Exercise prompt
Count the lines in the data below where the string "MyRowMapper" occurs, please, and give the number alone.
[Start]
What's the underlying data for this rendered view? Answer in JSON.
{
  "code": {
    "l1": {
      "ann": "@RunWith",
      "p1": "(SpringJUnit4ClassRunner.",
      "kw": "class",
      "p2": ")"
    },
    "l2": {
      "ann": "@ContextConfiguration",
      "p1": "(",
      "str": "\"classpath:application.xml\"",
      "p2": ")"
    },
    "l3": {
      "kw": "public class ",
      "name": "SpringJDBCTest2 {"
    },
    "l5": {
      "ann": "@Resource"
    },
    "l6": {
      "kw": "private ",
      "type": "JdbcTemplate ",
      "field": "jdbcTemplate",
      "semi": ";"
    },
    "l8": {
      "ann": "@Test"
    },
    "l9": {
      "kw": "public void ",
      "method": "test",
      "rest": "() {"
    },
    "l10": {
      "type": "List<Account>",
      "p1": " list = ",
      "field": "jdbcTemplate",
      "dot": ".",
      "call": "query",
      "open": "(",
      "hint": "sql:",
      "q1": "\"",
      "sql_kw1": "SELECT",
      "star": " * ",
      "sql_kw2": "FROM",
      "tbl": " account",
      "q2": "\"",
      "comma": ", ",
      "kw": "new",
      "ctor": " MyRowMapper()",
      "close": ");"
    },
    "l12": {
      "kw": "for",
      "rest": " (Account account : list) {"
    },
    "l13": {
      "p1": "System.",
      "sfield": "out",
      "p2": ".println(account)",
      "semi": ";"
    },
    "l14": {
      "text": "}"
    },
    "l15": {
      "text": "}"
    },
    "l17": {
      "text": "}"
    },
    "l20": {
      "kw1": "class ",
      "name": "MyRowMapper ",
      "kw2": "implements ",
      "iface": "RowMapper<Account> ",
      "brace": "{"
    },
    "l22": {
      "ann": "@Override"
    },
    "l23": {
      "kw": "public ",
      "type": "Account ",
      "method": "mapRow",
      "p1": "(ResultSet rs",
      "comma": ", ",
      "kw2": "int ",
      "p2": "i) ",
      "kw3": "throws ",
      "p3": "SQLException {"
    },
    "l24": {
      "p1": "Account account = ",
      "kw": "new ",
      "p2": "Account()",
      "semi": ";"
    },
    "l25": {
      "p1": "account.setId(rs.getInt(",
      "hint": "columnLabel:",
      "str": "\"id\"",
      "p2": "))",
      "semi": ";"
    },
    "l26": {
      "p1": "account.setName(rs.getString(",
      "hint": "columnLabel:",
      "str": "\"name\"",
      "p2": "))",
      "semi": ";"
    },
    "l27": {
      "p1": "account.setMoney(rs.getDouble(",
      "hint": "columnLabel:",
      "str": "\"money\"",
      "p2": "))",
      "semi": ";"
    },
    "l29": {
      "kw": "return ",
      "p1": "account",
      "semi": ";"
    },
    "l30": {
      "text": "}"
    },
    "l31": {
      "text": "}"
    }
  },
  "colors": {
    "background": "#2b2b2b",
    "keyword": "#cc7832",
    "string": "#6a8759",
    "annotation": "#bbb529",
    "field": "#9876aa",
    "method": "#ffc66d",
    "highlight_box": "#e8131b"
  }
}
[End]
Response to this task
2